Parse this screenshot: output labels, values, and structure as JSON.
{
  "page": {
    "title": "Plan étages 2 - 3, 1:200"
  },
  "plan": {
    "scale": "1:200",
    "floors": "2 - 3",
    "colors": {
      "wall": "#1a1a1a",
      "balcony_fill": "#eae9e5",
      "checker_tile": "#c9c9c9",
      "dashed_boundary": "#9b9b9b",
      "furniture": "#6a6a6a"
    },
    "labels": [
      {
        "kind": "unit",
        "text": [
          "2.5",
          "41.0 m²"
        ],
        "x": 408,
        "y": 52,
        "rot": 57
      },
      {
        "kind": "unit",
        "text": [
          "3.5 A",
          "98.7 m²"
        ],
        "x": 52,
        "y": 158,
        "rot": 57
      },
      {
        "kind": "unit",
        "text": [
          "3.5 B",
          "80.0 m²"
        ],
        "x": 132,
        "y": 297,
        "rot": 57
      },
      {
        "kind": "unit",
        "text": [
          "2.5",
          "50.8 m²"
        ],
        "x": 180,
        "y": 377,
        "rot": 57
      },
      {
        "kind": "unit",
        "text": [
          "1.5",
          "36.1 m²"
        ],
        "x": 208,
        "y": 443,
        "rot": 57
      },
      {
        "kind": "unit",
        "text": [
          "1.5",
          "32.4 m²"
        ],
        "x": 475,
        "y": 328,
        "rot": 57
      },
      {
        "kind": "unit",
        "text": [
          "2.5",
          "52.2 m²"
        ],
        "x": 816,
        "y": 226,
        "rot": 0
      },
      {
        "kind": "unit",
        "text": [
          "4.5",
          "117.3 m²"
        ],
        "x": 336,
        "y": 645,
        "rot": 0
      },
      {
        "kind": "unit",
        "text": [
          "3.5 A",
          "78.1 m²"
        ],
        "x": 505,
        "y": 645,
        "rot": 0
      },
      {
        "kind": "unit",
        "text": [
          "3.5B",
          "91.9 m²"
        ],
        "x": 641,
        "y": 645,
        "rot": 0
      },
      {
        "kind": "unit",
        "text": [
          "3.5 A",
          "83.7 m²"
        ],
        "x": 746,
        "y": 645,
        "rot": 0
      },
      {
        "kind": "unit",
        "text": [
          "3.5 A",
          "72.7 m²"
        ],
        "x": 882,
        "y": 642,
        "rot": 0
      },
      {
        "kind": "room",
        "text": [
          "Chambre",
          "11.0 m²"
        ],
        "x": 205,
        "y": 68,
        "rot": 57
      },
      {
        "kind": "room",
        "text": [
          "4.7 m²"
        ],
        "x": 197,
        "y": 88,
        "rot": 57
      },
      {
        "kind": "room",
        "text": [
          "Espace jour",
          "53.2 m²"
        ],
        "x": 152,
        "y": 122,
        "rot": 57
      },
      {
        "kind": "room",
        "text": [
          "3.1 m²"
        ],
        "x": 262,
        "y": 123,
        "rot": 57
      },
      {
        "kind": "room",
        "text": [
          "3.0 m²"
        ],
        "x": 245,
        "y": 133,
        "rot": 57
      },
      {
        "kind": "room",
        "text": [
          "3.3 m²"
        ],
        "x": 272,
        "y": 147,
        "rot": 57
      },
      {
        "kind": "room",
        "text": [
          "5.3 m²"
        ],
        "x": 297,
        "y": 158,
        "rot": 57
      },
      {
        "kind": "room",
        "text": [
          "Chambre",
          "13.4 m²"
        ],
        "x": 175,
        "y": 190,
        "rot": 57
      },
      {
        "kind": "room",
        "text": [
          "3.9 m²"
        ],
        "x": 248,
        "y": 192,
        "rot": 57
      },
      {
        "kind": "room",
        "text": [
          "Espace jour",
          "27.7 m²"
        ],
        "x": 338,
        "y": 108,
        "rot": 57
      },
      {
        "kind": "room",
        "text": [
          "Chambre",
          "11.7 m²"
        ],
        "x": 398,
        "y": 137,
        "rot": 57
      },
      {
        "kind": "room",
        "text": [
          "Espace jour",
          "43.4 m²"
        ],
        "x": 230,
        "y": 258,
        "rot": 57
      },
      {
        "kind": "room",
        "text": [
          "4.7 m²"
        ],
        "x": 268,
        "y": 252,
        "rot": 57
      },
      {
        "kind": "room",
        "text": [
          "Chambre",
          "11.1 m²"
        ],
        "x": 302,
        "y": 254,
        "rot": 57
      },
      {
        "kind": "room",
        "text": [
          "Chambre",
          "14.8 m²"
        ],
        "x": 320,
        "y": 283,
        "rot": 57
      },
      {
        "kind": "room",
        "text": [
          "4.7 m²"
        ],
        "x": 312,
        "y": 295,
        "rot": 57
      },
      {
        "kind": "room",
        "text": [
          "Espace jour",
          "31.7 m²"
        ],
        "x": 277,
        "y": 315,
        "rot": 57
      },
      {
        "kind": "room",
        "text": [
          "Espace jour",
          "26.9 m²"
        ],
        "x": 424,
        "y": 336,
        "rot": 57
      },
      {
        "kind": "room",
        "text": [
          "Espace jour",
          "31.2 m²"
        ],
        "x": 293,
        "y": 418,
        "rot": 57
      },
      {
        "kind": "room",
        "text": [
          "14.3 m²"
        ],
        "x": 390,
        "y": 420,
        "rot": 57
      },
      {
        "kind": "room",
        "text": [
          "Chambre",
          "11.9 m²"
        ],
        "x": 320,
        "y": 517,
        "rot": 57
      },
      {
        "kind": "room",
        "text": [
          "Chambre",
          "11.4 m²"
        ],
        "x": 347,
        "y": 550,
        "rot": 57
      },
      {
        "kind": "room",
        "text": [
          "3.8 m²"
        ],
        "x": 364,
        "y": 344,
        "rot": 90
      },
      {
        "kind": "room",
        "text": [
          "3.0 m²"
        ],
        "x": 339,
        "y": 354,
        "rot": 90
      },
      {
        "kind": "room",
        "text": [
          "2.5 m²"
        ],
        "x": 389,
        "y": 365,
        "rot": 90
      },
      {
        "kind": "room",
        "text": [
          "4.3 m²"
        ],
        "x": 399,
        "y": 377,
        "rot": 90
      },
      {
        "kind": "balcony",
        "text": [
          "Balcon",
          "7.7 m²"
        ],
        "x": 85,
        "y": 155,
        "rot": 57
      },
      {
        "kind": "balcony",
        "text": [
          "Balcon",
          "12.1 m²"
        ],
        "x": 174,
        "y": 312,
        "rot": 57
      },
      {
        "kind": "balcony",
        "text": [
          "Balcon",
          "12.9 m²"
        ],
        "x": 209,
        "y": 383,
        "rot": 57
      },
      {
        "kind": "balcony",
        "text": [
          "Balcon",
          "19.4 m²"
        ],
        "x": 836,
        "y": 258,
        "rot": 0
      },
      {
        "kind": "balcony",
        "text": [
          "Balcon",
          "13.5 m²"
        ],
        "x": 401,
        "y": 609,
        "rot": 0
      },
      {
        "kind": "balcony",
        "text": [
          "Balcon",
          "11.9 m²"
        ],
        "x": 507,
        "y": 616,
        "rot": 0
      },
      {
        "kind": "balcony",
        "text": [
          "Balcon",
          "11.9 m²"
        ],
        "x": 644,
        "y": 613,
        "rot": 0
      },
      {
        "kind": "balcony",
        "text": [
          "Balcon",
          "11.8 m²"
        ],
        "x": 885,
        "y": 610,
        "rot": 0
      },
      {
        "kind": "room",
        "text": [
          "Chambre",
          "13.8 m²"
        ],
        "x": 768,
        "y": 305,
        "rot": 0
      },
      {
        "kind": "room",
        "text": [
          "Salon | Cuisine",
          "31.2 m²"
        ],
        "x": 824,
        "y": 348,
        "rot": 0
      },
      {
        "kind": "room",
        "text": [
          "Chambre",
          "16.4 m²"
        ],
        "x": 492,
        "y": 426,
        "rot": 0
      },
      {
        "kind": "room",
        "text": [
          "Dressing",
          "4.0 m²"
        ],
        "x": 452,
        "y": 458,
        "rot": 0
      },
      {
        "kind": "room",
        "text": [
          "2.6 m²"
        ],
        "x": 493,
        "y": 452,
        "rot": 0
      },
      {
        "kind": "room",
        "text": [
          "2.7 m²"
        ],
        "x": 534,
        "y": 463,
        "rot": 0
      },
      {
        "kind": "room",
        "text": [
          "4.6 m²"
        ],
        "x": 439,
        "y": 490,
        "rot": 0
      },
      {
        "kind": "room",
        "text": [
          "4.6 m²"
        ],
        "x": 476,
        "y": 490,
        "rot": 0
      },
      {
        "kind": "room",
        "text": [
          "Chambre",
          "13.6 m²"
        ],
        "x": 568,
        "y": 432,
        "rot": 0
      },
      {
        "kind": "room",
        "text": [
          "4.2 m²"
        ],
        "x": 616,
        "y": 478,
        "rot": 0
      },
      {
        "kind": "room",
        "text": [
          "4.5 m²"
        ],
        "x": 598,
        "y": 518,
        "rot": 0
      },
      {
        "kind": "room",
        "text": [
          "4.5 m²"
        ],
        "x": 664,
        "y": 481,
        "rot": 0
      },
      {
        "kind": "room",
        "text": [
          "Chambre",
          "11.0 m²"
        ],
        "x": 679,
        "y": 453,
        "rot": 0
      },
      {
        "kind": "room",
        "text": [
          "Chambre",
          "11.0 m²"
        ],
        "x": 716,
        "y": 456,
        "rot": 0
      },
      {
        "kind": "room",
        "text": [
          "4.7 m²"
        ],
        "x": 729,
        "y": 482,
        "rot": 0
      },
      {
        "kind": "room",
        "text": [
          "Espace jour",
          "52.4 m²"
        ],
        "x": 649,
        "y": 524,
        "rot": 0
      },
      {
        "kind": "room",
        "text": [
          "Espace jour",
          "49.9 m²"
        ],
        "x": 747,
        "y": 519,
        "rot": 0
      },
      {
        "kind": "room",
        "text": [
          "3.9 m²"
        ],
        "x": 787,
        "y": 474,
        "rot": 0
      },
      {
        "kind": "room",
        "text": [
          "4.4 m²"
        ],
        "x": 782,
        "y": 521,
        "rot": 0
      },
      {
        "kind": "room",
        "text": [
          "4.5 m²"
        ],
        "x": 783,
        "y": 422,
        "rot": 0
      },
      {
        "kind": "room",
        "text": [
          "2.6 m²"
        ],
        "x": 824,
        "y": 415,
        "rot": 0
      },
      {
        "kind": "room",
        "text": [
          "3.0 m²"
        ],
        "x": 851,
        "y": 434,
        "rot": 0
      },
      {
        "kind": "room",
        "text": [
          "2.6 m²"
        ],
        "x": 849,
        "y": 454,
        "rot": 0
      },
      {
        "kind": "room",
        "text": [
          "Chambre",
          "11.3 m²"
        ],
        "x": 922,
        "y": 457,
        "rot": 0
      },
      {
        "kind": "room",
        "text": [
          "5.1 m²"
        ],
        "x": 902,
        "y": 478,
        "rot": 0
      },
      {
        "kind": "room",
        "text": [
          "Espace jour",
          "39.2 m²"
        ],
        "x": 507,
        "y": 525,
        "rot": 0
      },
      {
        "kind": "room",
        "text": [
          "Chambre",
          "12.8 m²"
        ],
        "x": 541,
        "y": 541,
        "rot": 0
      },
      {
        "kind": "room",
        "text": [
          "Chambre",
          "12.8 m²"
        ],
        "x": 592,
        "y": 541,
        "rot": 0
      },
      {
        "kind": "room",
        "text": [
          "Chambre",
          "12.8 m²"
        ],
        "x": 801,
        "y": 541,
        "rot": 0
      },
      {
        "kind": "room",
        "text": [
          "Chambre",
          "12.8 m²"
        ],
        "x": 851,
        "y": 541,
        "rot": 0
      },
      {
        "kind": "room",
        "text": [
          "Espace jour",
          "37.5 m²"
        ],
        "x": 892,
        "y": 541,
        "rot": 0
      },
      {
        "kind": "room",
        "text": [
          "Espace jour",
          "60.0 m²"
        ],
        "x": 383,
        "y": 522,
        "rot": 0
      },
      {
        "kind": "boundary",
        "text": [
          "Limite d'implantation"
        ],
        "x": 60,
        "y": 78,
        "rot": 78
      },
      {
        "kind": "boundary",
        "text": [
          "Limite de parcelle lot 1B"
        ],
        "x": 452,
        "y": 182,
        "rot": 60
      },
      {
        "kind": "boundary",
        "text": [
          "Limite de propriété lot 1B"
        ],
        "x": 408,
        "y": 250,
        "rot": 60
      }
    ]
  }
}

_ _ _ _ _

** Task prompt **
Scan the listing above. Gather each line that contains the word "labels".

** Complete answer **
Parse this screenshot: output labels, values, and structure as JSON.
    "labels": [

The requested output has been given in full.